- **Directions**: Output the data exactly, with every line intact.

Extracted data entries
►

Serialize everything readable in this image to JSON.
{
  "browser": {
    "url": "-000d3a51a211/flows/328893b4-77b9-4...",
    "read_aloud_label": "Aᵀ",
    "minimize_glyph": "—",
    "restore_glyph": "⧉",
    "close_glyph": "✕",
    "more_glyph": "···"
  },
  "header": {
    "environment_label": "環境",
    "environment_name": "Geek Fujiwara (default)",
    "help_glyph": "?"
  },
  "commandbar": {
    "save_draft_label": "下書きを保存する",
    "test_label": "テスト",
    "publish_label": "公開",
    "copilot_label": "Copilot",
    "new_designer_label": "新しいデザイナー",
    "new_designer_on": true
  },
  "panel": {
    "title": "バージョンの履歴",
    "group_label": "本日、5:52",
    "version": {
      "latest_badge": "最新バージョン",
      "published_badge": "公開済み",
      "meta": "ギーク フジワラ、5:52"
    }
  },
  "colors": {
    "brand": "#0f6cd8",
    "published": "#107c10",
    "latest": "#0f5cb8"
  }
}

◄

- **Result**:
Serialize everything readable in this image to JSON.
{
  "browser": {
    "url": "-000d3a51a211/flows/328893b4-77b9-4...",
    "read_aloud_label": "Aᵀ",
    "minimize_glyph": "—",
    "restore_glyph": "⧉",
    "close_glyph": "✕",
    "more_glyph": "···"
  },
  "header": {
    "environment_label": "環境",
    "environment_name": "Geek Fujiwara (default)",
    "help_glyph": "?"
  },
  "commandbar": {
    "save_draft_label": "下書きを保存する",
    "test_label": "テスト",
    "publish_label": "公開",
    "copilot_label": "Copilot",
    "new_designer_label": "新しいデザイナー",
    "new_designer_on": true
  },
  "panel": {
    "title": "バージョンの履歴",
    "group_label": "本日、5:52",
    "version": {
      "latest_badge": "最新バージョン",
      "published_badge": "公開済み",
      "meta": "ギーク フジワラ、5:52"
    }
  },
  "colors": {
    "brand": "#0f6cd8",
    "published": "#107c10",
    "latest": "#0f5cb8"
  }
}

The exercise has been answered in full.